▸ Request
Which lines hold the word "Organization"? Copy each one.
↓
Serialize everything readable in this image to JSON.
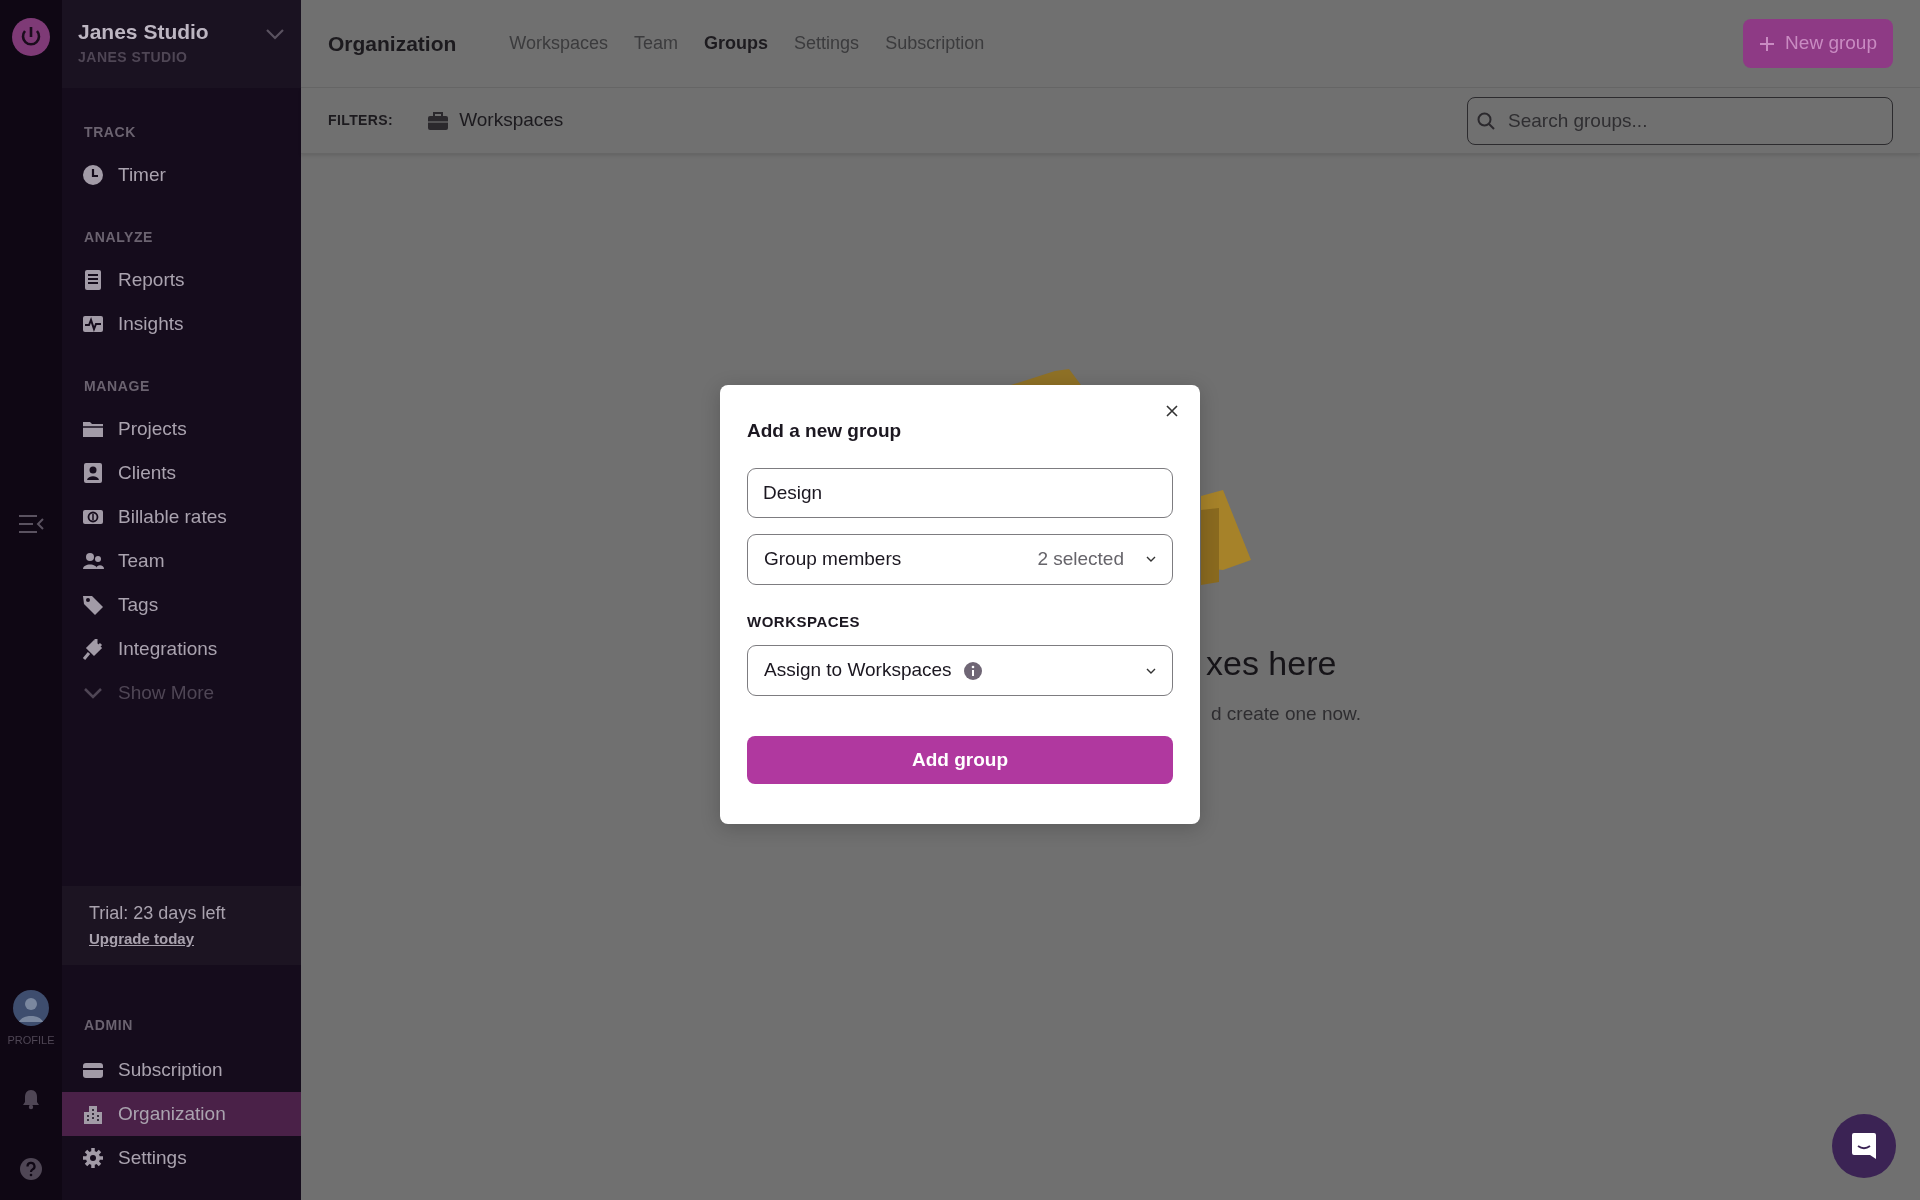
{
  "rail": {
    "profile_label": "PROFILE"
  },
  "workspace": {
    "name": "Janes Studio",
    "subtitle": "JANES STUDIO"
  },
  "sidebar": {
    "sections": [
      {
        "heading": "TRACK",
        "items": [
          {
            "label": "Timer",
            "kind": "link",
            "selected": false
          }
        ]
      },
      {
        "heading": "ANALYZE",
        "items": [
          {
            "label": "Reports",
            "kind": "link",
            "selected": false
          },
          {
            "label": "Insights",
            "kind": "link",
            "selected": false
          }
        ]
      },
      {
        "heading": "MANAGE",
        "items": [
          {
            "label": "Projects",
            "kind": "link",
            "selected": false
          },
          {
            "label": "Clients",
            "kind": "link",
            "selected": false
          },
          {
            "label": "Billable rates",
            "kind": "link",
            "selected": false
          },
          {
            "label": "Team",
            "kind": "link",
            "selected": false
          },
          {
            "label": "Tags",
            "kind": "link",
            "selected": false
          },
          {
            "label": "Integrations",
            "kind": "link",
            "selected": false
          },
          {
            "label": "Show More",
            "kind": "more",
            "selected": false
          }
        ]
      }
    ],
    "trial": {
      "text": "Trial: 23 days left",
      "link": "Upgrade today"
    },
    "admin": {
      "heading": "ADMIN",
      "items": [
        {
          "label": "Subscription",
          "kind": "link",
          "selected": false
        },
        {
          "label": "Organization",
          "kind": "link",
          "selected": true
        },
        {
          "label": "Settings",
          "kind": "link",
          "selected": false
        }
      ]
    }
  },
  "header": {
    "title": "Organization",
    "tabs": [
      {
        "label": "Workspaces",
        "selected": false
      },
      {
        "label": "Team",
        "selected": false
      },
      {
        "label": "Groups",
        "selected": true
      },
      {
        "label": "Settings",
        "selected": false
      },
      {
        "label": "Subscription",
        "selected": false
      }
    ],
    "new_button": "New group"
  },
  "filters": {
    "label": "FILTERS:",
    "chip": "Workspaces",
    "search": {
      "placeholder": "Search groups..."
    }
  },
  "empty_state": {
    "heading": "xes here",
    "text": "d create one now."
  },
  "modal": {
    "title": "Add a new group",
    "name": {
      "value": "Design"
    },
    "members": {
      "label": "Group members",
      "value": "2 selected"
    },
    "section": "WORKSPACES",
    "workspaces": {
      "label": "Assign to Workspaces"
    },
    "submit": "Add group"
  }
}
↑
▸ Reply to the exercise
          "label": "Organization",
    "title": "Organization",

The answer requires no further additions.